Using the entries below, transcribe exactly the line containing "Read all visible content and emit it as JSON." and each line that follows it to the end.

___ SUPPLIED MATERIAL ___

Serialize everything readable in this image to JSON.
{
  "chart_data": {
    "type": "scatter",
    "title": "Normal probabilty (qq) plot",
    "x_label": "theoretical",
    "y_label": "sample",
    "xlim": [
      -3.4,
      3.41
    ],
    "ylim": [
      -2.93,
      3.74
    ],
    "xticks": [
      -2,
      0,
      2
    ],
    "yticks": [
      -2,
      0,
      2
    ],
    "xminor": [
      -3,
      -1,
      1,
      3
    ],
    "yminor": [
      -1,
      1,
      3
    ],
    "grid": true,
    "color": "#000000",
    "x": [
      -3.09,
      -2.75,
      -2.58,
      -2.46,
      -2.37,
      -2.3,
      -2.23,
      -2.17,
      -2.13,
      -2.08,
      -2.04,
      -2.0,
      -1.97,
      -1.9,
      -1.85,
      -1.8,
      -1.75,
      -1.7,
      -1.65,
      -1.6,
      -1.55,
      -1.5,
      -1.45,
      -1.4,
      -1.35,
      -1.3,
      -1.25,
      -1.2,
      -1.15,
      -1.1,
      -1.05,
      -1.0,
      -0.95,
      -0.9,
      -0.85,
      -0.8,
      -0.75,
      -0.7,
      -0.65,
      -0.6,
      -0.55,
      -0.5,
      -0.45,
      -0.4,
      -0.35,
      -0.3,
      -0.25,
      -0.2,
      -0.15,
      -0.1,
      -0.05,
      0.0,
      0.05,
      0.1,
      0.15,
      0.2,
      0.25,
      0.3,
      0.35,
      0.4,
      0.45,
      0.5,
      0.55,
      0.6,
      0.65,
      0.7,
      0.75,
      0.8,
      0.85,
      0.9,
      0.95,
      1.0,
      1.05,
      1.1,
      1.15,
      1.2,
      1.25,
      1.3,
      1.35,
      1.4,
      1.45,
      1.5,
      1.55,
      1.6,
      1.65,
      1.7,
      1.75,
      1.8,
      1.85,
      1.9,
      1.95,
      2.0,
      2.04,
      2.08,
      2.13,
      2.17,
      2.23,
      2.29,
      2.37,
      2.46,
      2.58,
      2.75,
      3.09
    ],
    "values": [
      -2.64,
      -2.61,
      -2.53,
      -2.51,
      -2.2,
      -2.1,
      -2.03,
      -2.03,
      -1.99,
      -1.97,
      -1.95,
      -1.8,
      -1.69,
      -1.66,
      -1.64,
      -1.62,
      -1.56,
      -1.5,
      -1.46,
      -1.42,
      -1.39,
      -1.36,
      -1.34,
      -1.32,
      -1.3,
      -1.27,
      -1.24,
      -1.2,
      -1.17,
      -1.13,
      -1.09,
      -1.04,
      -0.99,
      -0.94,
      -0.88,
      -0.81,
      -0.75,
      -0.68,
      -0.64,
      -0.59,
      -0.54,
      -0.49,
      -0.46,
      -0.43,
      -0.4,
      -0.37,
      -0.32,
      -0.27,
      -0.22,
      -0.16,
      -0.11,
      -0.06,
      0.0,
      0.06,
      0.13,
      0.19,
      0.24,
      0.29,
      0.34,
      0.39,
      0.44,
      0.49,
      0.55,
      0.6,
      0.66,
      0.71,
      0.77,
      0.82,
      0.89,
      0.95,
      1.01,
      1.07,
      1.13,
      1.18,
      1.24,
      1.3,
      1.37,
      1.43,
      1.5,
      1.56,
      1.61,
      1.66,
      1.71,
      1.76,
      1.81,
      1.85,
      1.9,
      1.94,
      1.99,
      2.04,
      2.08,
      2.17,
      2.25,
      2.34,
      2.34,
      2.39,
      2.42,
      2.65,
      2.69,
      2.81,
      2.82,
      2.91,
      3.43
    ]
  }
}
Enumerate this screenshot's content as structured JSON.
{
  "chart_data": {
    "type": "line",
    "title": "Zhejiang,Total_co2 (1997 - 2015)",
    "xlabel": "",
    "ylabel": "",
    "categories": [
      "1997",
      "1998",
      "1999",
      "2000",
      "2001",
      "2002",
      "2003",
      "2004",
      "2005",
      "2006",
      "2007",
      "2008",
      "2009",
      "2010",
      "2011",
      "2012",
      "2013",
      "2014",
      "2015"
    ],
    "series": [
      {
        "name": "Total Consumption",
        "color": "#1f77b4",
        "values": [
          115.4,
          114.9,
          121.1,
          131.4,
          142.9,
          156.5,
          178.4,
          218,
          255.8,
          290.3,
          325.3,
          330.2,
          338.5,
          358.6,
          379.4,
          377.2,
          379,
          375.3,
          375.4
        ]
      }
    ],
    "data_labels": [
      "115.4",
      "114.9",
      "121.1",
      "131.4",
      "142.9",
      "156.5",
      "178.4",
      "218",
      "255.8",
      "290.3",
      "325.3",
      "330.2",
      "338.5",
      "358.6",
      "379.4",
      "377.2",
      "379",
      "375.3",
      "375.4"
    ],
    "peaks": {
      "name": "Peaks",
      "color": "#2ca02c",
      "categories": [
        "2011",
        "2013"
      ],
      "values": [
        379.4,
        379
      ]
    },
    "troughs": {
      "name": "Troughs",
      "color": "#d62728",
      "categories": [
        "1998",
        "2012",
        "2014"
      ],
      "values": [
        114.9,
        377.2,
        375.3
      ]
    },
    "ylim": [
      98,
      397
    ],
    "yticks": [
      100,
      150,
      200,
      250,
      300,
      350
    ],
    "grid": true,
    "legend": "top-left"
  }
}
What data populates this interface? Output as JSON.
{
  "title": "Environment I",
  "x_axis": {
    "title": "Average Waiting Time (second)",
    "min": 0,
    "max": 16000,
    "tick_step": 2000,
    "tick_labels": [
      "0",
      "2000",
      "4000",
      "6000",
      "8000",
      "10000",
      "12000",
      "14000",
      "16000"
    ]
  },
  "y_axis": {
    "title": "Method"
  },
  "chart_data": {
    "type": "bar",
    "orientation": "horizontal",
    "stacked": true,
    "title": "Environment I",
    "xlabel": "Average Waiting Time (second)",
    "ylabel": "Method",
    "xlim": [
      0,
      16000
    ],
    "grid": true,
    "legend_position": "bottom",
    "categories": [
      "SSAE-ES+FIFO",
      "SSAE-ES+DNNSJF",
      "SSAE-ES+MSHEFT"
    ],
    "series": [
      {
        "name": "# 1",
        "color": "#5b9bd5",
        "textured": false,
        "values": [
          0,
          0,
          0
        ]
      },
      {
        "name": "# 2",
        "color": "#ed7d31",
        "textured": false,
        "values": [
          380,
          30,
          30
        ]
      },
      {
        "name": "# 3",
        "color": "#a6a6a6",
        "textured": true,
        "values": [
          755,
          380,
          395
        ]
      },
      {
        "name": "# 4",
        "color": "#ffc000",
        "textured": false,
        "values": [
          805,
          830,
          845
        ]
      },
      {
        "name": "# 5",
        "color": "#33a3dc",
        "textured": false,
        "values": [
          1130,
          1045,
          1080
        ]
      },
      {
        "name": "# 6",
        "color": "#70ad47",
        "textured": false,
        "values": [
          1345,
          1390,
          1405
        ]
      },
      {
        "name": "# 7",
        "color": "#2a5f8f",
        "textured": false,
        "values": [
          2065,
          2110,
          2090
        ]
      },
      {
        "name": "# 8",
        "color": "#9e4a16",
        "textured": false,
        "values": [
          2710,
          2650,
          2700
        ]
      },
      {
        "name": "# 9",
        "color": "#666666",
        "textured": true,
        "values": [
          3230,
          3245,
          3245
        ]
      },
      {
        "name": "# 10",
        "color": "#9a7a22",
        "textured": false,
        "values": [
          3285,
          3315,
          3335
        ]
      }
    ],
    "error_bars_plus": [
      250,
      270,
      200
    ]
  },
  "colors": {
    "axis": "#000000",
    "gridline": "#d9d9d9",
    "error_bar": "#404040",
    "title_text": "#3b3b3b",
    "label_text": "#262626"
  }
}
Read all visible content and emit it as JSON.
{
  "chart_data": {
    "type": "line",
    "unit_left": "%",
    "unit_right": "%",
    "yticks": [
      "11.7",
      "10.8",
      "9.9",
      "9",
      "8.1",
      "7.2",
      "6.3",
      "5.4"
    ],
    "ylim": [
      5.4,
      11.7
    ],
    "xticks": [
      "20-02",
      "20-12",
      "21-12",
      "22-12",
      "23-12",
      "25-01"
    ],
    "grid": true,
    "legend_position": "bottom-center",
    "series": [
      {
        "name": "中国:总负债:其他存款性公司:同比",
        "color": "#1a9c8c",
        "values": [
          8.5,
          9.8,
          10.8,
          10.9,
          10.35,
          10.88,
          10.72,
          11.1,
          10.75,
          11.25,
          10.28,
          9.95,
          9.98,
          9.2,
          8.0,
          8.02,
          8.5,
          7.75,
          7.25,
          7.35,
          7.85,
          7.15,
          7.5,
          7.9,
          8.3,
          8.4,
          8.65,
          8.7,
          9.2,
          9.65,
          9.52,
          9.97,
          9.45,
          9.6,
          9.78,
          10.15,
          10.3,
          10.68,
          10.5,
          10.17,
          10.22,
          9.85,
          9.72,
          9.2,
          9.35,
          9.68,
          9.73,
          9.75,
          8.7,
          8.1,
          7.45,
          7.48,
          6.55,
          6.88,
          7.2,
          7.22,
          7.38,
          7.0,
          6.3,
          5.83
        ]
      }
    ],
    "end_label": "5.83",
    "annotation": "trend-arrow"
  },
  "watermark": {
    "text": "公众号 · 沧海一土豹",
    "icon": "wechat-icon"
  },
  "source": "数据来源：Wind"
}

___

_RESULT OF THE EXERCISE_
Read all visible content and emit it as JSON.
{
  "chart_data": {
    "type": "line",
    "unit_left": "%",
    "unit_right": "%",
    "yticks": [
      "11.7",
      "10.8",
      "9.9",
      "9",
      "8.1",
      "7.2",
      "6.3",
      "5.4"
    ],
    "ylim": [
      5.4,
      11.7
    ],
    "xticks": [
      "20-02",
      "20-12",
      "21-12",
      "22-12",
      "23-12",
      "25-01"
    ],
    "grid": true,
    "legend_position": "bottom-center",
    "series": [
      {
        "name": "中国:总负债:其他存款性公司:同比",
        "color": "#1a9c8c",
        "values": [
          8.5,
          9.8,
          10.8,
          10.9,
          10.35,
          10.88,
          10.72,
          11.1,
          10.75,
          11.25,
          10.28,
          9.95,
          9.98,
          9.2,
          8.0,
          8.02,
          8.5,
          7.75,
          7.25,
          7.35,
          7.85,
          7.15,
          7.5,
          7.9,
          8.3,
          8.4,
          8.65,
          8.7,
          9.2,
          9.65,
          9.52,
          9.97,
          9.45,
          9.6,
          9.78,
          10.15,
          10.3,
          10.68,
          10.5,
          10.17,
          10.22,
          9.85,
          9.72,
          9.2,
          9.35,
          9.68,
          9.73,
          9.75,
          8.7,
          8.1,
          7.45,
          7.48,
          6.55,
          6.88,
          7.2,
          7.22,
          7.38,
          7.0,
          6.3,
          5.83
        ]
      }
    ],
    "end_label": "5.83",
    "annotation": "trend-arrow"
  },
  "watermark": {
    "text": "公众号 · 沧海一土豹",
    "icon": "wechat-icon"
  },
  "source": "数据来源：Wind"
}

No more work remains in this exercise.